Exercise: Exclude the pictures and reproduce the remaining data exactly as written.

Entries:
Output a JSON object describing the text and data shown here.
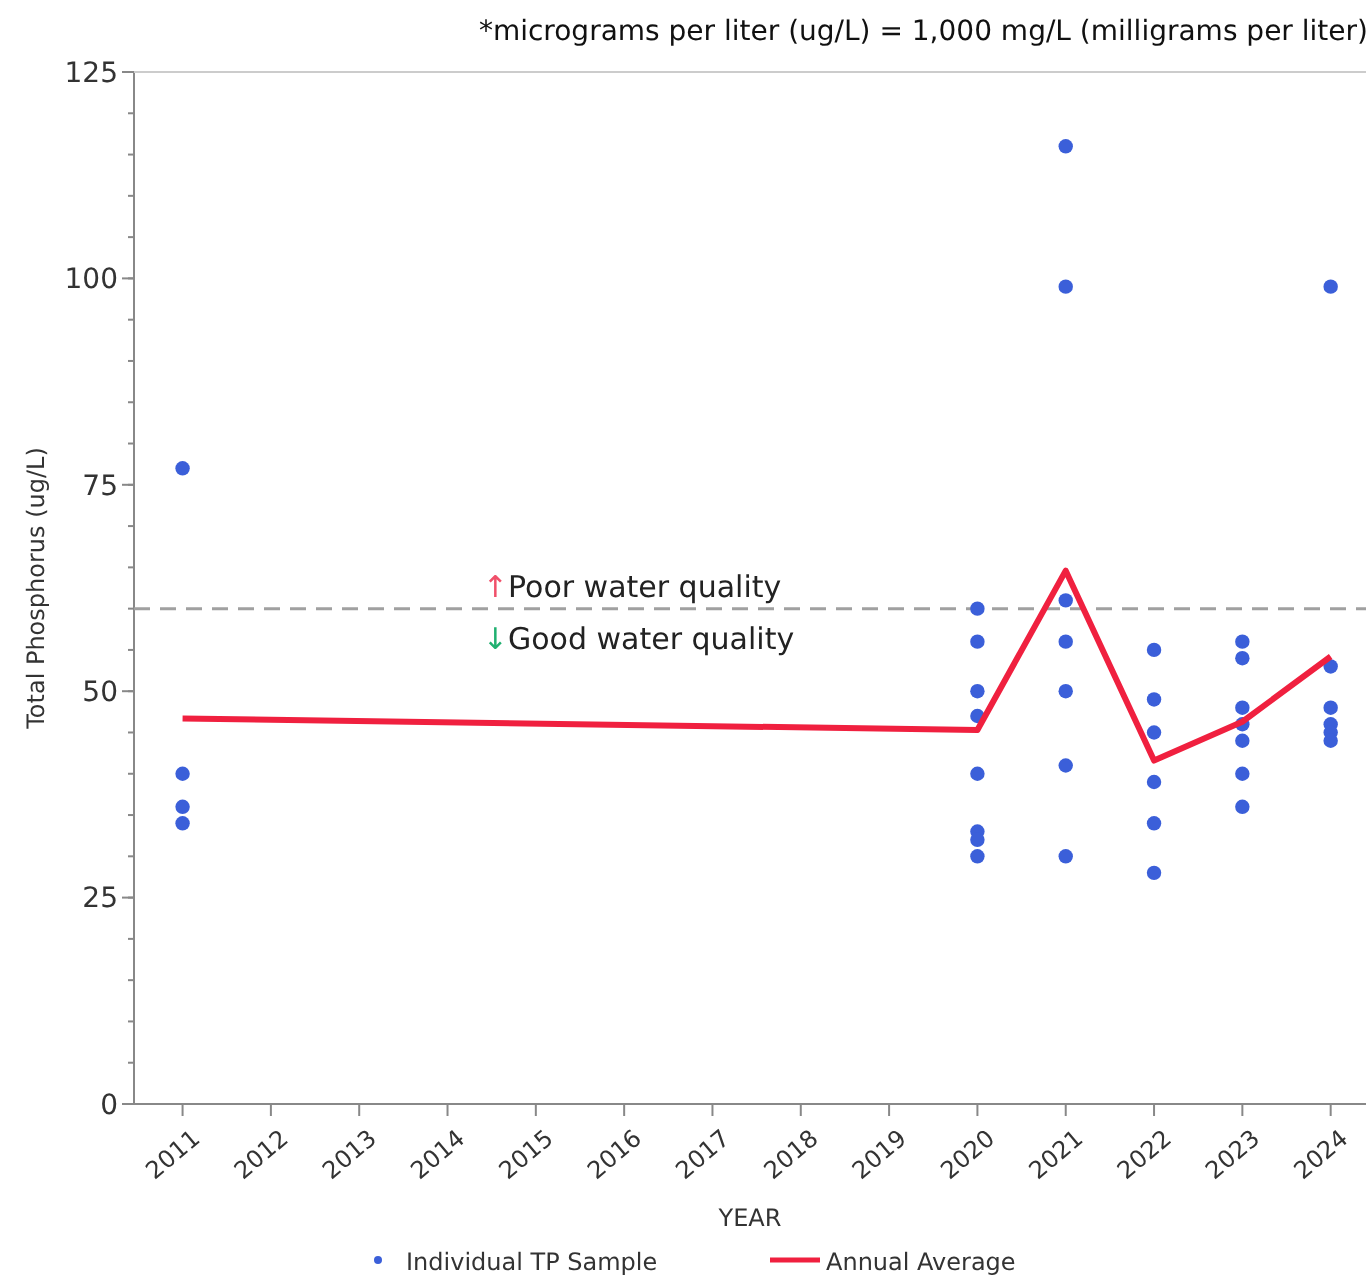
{
  "chart_data": {
    "type": "scatter",
    "xlabel": "YEAR",
    "ylabel": "Total Phosphorus (ug/L)",
    "annotations": [
      "*micrograms per liter (ug/L) = 1,000 mg/L (milligrams per liter)",
      {
        "text": "↑Poor water quality",
        "x": 2014.4,
        "y": 60
      },
      {
        "text": "↓Good water quality",
        "x": 2014.4,
        "y": 60
      }
    ],
    "xlim": [
      2010.45,
      2024.4
    ],
    "xticks": [
      2011,
      2012,
      2013,
      2014,
      2015,
      2016,
      2017,
      2018,
      2019,
      2020,
      2021,
      2022,
      2023,
      2024
    ],
    "ylim": [
      0,
      125
    ],
    "yticks": [
      0,
      25,
      50,
      75,
      100,
      125
    ],
    "ref_lines": [
      {
        "axis": "y",
        "value": 60,
        "color": "#a0a0a0",
        "line_style": "dashed"
      }
    ],
    "legend": "bottom",
    "grid": false,
    "series": [
      {
        "name": "Individual TP Sample",
        "color": "#3b5fd9",
        "marker": "circle",
        "x": [
          2011,
          2011,
          2011,
          2011,
          2020,
          2020,
          2020,
          2020,
          2020,
          2020,
          2020,
          2020,
          2021,
          2021,
          2021,
          2021,
          2021,
          2021,
          2021,
          2022,
          2022,
          2022,
          2022,
          2022,
          2022,
          2023,
          2023,
          2023,
          2023,
          2023,
          2023,
          2023,
          2024,
          2024,
          2024,
          2024,
          2024,
          2024
        ],
        "values": [
          77,
          40,
          36,
          34,
          60,
          56,
          50,
          47,
          40,
          33,
          32,
          30,
          116,
          99,
          61,
          56,
          50,
          41,
          30,
          55,
          49,
          45,
          39,
          34,
          28,
          56,
          54,
          48,
          46,
          44,
          40,
          36,
          99,
          53,
          48,
          46,
          45,
          44
        ]
      },
      {
        "name": "Annual Average",
        "type": "line",
        "color": "#f0203f",
        "marker": "none",
        "line_style": "solid",
        "x": [
          2011,
          2020,
          2021,
          2022,
          2023,
          2024
        ],
        "values": [
          46.7,
          45.3,
          64.6,
          41.6,
          46.3,
          54.2
        ]
      }
    ]
  }
}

Output of the exercise:
Output a JSON object describing the text and data shown here.
{
  "chart_data": {
    "type": "scatter",
    "xlabel": "YEAR",
    "ylabel": "Total Phosphorus (ug/L)",
    "annotations": [
      "*micrograms per liter (ug/L) = 1,000 mg/L (milligrams per liter)",
      {
        "text": "↑Poor water quality",
        "x": 2014.4,
        "y": 60
      },
      {
        "text": "↓Good water quality",
        "x": 2014.4,
        "y": 60
      }
    ],
    "xlim": [
      2010.45,
      2024.4
    ],
    "xticks": [
      2011,
      2012,
      2013,
      2014,
      2015,
      2016,
      2017,
      2018,
      2019,
      2020,
      2021,
      2022,
      2023,
      2024
    ],
    "ylim": [
      0,
      125
    ],
    "yticks": [
      0,
      25,
      50,
      75,
      100,
      125
    ],
    "ref_lines": [
      {
        "axis": "y",
        "value": 60,
        "color": "#a0a0a0",
        "line_style": "dashed"
      }
    ],
    "legend": "bottom",
    "grid": false,
    "series": [
      {
        "name": "Individual TP Sample",
        "color": "#3b5fd9",
        "marker": "circle",
        "x": [
          2011,
          2011,
          2011,
          2011,
          2020,
          2020,
          2020,
          2020,
          2020,
          2020,
          2020,
          2020,
          2021,
          2021,
          2021,
          2021,
          2021,
          2021,
          2021,
          2022,
          2022,
          2022,
          2022,
          2022,
          2022,
          2023,
          2023,
          2023,
          2023,
          2023,
          2023,
          2023,
          2024,
          2024,
          2024,
          2024,
          2024,
          2024
        ],
        "values": [
          77,
          40,
          36,
          34,
          60,
          56,
          50,
          47,
          40,
          33,
          32,
          30,
          116,
          99,
          61,
          56,
          50,
          41,
          30,
          55,
          49,
          45,
          39,
          34,
          28,
          56,
          54,
          48,
          46,
          44,
          40,
          36,
          99,
          53,
          48,
          46,
          45,
          44
        ]
      },
      {
        "name": "Annual Average",
        "type": "line",
        "color": "#f0203f",
        "marker": "none",
        "line_style": "solid",
        "x": [
          2011,
          2020,
          2021,
          2022,
          2023,
          2024
        ],
        "values": [
          46.7,
          45.3,
          64.6,
          41.6,
          46.3,
          54.2
        ]
      }
    ]
  }
}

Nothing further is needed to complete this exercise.